▶ **WHAT THIS TASK INVOLVES**: Copy out each line of the listing that has the word "Green" in it.

(Extracts from a graphics dataset)
------

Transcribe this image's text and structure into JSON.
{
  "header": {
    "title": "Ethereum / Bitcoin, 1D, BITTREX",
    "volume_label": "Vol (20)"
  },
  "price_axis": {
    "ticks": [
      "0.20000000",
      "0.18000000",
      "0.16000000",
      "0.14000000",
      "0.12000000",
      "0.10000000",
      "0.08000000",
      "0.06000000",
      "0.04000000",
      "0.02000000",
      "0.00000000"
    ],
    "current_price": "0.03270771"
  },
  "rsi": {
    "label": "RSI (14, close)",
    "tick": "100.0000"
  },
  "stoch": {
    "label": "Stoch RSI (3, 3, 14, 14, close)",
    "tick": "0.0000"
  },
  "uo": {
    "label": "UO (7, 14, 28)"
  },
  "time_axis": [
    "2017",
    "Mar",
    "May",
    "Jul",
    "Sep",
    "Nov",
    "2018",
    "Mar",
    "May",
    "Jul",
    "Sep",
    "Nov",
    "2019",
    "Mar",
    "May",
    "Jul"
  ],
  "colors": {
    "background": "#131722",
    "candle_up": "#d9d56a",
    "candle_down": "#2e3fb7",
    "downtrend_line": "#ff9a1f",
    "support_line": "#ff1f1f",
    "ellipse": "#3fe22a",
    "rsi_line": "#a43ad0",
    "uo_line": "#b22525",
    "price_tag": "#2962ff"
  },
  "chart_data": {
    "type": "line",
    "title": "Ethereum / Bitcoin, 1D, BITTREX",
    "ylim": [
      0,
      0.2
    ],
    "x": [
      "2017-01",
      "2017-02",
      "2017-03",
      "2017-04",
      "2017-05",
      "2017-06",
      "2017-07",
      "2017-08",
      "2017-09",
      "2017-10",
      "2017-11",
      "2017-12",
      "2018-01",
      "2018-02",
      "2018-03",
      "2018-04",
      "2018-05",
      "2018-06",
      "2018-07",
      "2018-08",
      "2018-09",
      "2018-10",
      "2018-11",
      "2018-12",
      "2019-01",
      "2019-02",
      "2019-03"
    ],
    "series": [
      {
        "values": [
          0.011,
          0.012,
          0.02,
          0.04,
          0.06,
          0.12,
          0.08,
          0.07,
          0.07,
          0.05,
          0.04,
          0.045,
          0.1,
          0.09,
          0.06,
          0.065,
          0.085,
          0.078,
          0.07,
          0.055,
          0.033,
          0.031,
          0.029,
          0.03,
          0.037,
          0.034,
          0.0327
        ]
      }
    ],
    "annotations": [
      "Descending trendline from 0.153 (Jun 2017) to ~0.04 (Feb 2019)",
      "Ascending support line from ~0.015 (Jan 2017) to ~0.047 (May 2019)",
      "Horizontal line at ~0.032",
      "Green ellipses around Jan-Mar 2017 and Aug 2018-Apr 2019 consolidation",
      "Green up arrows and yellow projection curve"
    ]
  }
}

------

▶ **FINAL RESULT**:
      "Green ellipses around Jan-Mar 2017 and Aug 2018-Apr 2019 consolidation",
      "Green up arrows and yellow projection curve"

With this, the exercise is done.